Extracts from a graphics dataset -
★ ★ ★
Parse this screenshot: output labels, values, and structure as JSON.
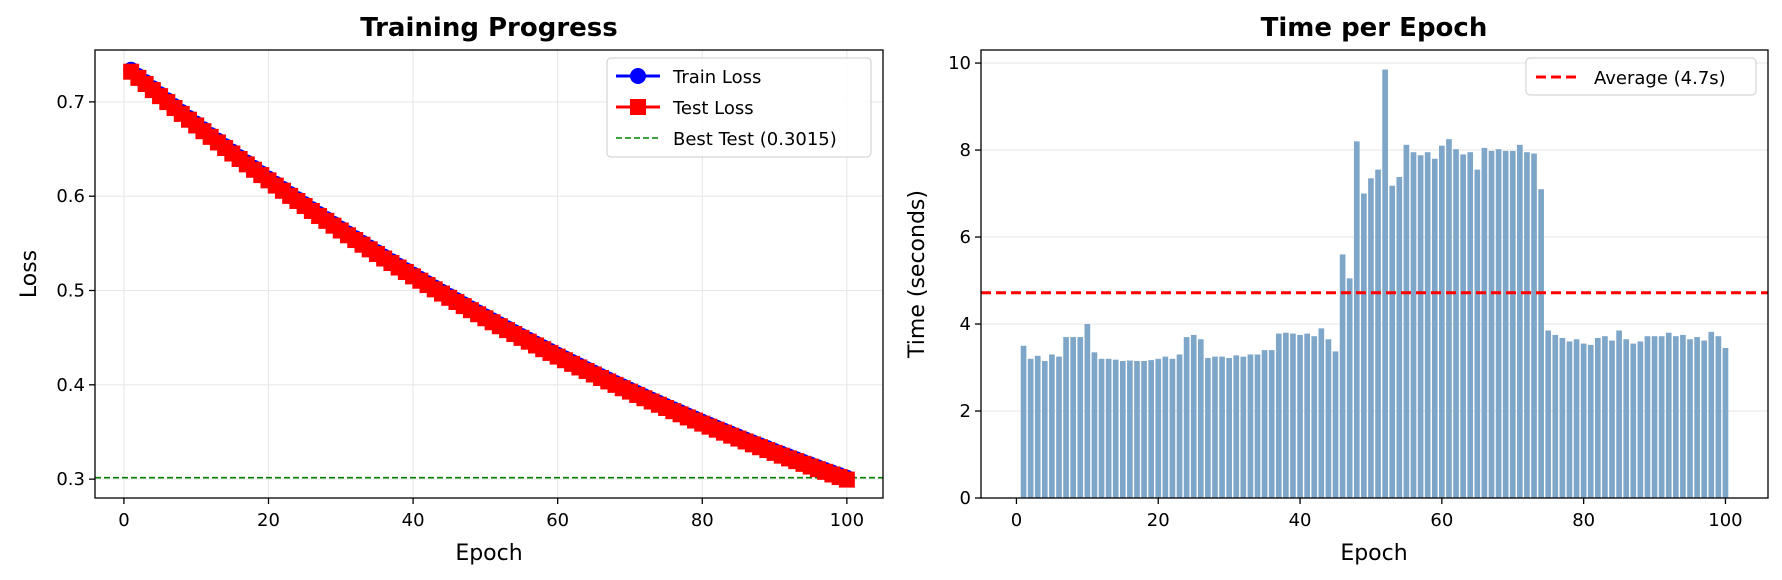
{
  "colors": {
    "train": "#0000ff",
    "test": "#ff0000",
    "best": "#008000",
    "bar": "#7ea6c9",
    "average": "#ff0000"
  },
  "chart_data": [
    {
      "type": "line",
      "title": "Training Progress",
      "xlabel": "Epoch",
      "ylabel": "Loss",
      "xlim": [
        -4,
        105
      ],
      "ylim": [
        0.28,
        0.755
      ],
      "xticks": [
        "0",
        "20",
        "40",
        "60",
        "80",
        "100"
      ],
      "yticks": [
        "0.3",
        "0.4",
        "0.5",
        "0.6",
        "0.7"
      ],
      "grid": true,
      "legend": "top-right",
      "loss_start": 0.734,
      "loss_end": 0.3015,
      "series": [
        {
          "name": "Train Loss",
          "marker": "circle",
          "x_range": [
            1,
            100
          ]
        },
        {
          "name": "Test Loss",
          "marker": "square",
          "x_range": [
            1,
            100
          ]
        }
      ],
      "best_test": {
        "label": "Best Test (0.3015)",
        "value": 0.3015
      }
    },
    {
      "type": "bar",
      "title": "Time per Epoch",
      "xlabel": "Epoch",
      "ylabel": "Time (seconds)",
      "xlim": [
        -5,
        106
      ],
      "ylim": [
        0,
        10.3
      ],
      "xticks": [
        "0",
        "20",
        "40",
        "60",
        "80",
        "100"
      ],
      "yticks": [
        "0",
        "2",
        "4",
        "6",
        "8",
        "10"
      ],
      "grid": true,
      "legend": "top-right",
      "x": [
        1,
        2,
        3,
        4,
        5,
        6,
        7,
        8,
        9,
        10,
        11,
        12,
        13,
        14,
        15,
        16,
        17,
        18,
        19,
        20,
        21,
        22,
        23,
        24,
        25,
        26,
        27,
        28,
        29,
        30,
        31,
        32,
        33,
        34,
        35,
        36,
        37,
        38,
        39,
        40,
        41,
        42,
        43,
        44,
        45,
        46,
        47,
        48,
        49,
        50,
        51,
        52,
        53,
        54,
        55,
        56,
        57,
        58,
        59,
        60,
        61,
        62,
        63,
        64,
        65,
        66,
        67,
        68,
        69,
        70,
        71,
        72,
        73,
        74,
        75,
        76,
        77,
        78,
        79,
        80,
        81,
        82,
        83,
        84,
        85,
        86,
        87,
        88,
        89,
        90,
        91,
        92,
        93,
        94,
        95,
        96,
        97,
        98,
        99,
        100
      ],
      "values": [
        3.5,
        3.2,
        3.27,
        3.15,
        3.3,
        3.25,
        3.7,
        3.7,
        3.7,
        4.0,
        3.35,
        3.2,
        3.2,
        3.18,
        3.15,
        3.16,
        3.15,
        3.15,
        3.17,
        3.2,
        3.25,
        3.2,
        3.3,
        3.7,
        3.75,
        3.65,
        3.22,
        3.25,
        3.25,
        3.22,
        3.28,
        3.25,
        3.3,
        3.3,
        3.4,
        3.4,
        3.78,
        3.8,
        3.78,
        3.75,
        3.78,
        3.72,
        3.9,
        3.65,
        3.37,
        5.6,
        5.05,
        8.2,
        7.0,
        7.35,
        7.55,
        9.85,
        7.18,
        7.38,
        8.12,
        7.95,
        7.88,
        7.95,
        7.8,
        8.1,
        8.25,
        8.02,
        7.9,
        7.95,
        7.55,
        8.05,
        7.98,
        8.02,
        7.98,
        7.98,
        8.12,
        7.95,
        7.92,
        7.1,
        3.85,
        3.75,
        3.68,
        3.6,
        3.65,
        3.55,
        3.52,
        3.68,
        3.72,
        3.62,
        3.85,
        3.65,
        3.55,
        3.6,
        3.72,
        3.72,
        3.72,
        3.8,
        3.72,
        3.75,
        3.65,
        3.7,
        3.62,
        3.82,
        3.72,
        3.45
      ],
      "average": {
        "label": "Average (4.7s)",
        "value": 4.72
      }
    }
  ]
}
★ ★ ★
Set task - Restate the records word for word, omitting images.

Response to the exercise -
Parse this screenshot: output labels, values, and structure as JSON.
{
  "colors": {
    "train": "#0000ff",
    "test": "#ff0000",
    "best": "#008000",
    "bar": "#7ea6c9",
    "average": "#ff0000"
  },
  "chart_data": [
    {
      "type": "line",
      "title": "Training Progress",
      "xlabel": "Epoch",
      "ylabel": "Loss",
      "xlim": [
        -4,
        105
      ],
      "ylim": [
        0.28,
        0.755
      ],
      "xticks": [
        "0",
        "20",
        "40",
        "60",
        "80",
        "100"
      ],
      "yticks": [
        "0.3",
        "0.4",
        "0.5",
        "0.6",
        "0.7"
      ],
      "grid": true,
      "legend": "top-right",
      "loss_start": 0.734,
      "loss_end": 0.3015,
      "series": [
        {
          "name": "Train Loss",
          "marker": "circle",
          "x_range": [
            1,
            100
          ]
        },
        {
          "name": "Test Loss",
          "marker": "square",
          "x_range": [
            1,
            100
          ]
        }
      ],
      "best_test": {
        "label": "Best Test (0.3015)",
        "value": 0.3015
      }
    },
    {
      "type": "bar",
      "title": "Time per Epoch",
      "xlabel": "Epoch",
      "ylabel": "Time (seconds)",
      "xlim": [
        -5,
        106
      ],
      "ylim": [
        0,
        10.3
      ],
      "xticks": [
        "0",
        "20",
        "40",
        "60",
        "80",
        "100"
      ],
      "yticks": [
        "0",
        "2",
        "4",
        "6",
        "8",
        "10"
      ],
      "grid": true,
      "legend": "top-right",
      "x": [
        1,
        2,
        3,
        4,
        5,
        6,
        7,
        8,
        9,
        10,
        11,
        12,
        13,
        14,
        15,
        16,
        17,
        18,
        19,
        20,
        21,
        22,
        23,
        24,
        25,
        26,
        27,
        28,
        29,
        30,
        31,
        32,
        33,
        34,
        35,
        36,
        37,
        38,
        39,
        40,
        41,
        42,
        43,
        44,
        45,
        46,
        47,
        48,
        49,
        50,
        51,
        52,
        53,
        54,
        55,
        56,
        57,
        58,
        59,
        60,
        61,
        62,
        63,
        64,
        65,
        66,
        67,
        68,
        69,
        70,
        71,
        72,
        73,
        74,
        75,
        76,
        77,
        78,
        79,
        80,
        81,
        82,
        83,
        84,
        85,
        86,
        87,
        88,
        89,
        90,
        91,
        92,
        93,
        94,
        95,
        96,
        97,
        98,
        99,
        100
      ],
      "values": [
        3.5,
        3.2,
        3.27,
        3.15,
        3.3,
        3.25,
        3.7,
        3.7,
        3.7,
        4.0,
        3.35,
        3.2,
        3.2,
        3.18,
        3.15,
        3.16,
        3.15,
        3.15,
        3.17,
        3.2,
        3.25,
        3.2,
        3.3,
        3.7,
        3.75,
        3.65,
        3.22,
        3.25,
        3.25,
        3.22,
        3.28,
        3.25,
        3.3,
        3.3,
        3.4,
        3.4,
        3.78,
        3.8,
        3.78,
        3.75,
        3.78,
        3.72,
        3.9,
        3.65,
        3.37,
        5.6,
        5.05,
        8.2,
        7.0,
        7.35,
        7.55,
        9.85,
        7.18,
        7.38,
        8.12,
        7.95,
        7.88,
        7.95,
        7.8,
        8.1,
        8.25,
        8.02,
        7.9,
        7.95,
        7.55,
        8.05,
        7.98,
        8.02,
        7.98,
        7.98,
        8.12,
        7.95,
        7.92,
        7.1,
        3.85,
        3.75,
        3.68,
        3.6,
        3.65,
        3.55,
        3.52,
        3.68,
        3.72,
        3.62,
        3.85,
        3.65,
        3.55,
        3.6,
        3.72,
        3.72,
        3.72,
        3.8,
        3.72,
        3.75,
        3.65,
        3.7,
        3.62,
        3.82,
        3.72,
        3.45
      ],
      "average": {
        "label": "Average (4.7s)",
        "value": 4.72
      }
    }
  ]
}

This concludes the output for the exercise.